(Records)
□ □ □

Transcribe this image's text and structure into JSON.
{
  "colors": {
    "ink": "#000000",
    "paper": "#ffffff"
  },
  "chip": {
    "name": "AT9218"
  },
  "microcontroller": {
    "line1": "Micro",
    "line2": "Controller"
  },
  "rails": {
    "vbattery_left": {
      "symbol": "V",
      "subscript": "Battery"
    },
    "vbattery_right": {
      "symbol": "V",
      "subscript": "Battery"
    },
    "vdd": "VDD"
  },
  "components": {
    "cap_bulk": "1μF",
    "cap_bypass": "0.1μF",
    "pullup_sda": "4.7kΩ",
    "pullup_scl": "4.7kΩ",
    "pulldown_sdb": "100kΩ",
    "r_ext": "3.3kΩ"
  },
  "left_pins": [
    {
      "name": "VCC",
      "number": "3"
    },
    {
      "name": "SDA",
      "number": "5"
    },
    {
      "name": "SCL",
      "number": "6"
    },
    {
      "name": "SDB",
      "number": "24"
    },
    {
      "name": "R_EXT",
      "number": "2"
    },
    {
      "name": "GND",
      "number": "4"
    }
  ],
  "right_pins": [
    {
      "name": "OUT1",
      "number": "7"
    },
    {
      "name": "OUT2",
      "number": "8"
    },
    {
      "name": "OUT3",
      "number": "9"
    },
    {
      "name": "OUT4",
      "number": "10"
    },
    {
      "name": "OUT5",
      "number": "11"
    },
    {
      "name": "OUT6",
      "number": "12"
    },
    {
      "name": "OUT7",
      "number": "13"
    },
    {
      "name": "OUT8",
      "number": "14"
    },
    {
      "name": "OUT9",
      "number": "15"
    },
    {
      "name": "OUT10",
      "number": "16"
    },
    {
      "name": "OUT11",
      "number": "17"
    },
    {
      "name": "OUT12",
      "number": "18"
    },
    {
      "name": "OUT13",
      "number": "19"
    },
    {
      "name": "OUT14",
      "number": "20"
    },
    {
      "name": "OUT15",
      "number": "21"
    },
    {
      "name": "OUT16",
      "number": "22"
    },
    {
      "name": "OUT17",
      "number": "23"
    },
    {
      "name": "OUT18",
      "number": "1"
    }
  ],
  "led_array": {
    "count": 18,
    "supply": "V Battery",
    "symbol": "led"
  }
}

□ □ □

- What is asked
Print all the data exactly.

- Complete answer
Transcribe this image's text and structure into JSON.
{
  "colors": {
    "ink": "#000000",
    "paper": "#ffffff"
  },
  "chip": {
    "name": "AT9218"
  },
  "microcontroller": {
    "line1": "Micro",
    "line2": "Controller"
  },
  "rails": {
    "vbattery_left": {
      "symbol": "V",
      "subscript": "Battery"
    },
    "vbattery_right": {
      "symbol": "V",
      "subscript": "Battery"
    },
    "vdd": "VDD"
  },
  "components": {
    "cap_bulk": "1μF",
    "cap_bypass": "0.1μF",
    "pullup_sda": "4.7kΩ",
    "pullup_scl": "4.7kΩ",
    "pulldown_sdb": "100kΩ",
    "r_ext": "3.3kΩ"
  },
  "left_pins": [
    {
      "name": "VCC",
      "number": "3"
    },
    {
      "name": "SDA",
      "number": "5"
    },
    {
      "name": "SCL",
      "number": "6"
    },
    {
      "name": "SDB",
      "number": "24"
    },
    {
      "name": "R_EXT",
      "number": "2"
    },
    {
      "name": "GND",
      "number": "4"
    }
  ],
  "right_pins": [
    {
      "name": "OUT1",
      "number": "7"
    },
    {
      "name": "OUT2",
      "number": "8"
    },
    {
      "name": "OUT3",
      "number": "9"
    },
    {
      "name": "OUT4",
      "number": "10"
    },
    {
      "name": "OUT5",
      "number": "11"
    },
    {
      "name": "OUT6",
      "number": "12"
    },
    {
      "name": "OUT7",
      "number": "13"
    },
    {
      "name": "OUT8",
      "number": "14"
    },
    {
      "name": "OUT9",
      "number": "15"
    },
    {
      "name": "OUT10",
      "number": "16"
    },
    {
      "name": "OUT11",
      "number": "17"
    },
    {
      "name": "OUT12",
      "number": "18"
    },
    {
      "name": "OUT13",
      "number": "19"
    },
    {
      "name": "OUT14",
      "number": "20"
    },
    {
      "name": "OUT15",
      "number": "21"
    },
    {
      "name": "OUT16",
      "number": "22"
    },
    {
      "name": "OUT17",
      "number": "23"
    },
    {
      "name": "OUT18",
      "number": "1"
    }
  ],
  "led_array": {
    "count": 18,
    "supply": "V Battery",
    "symbol": "led"
  }
}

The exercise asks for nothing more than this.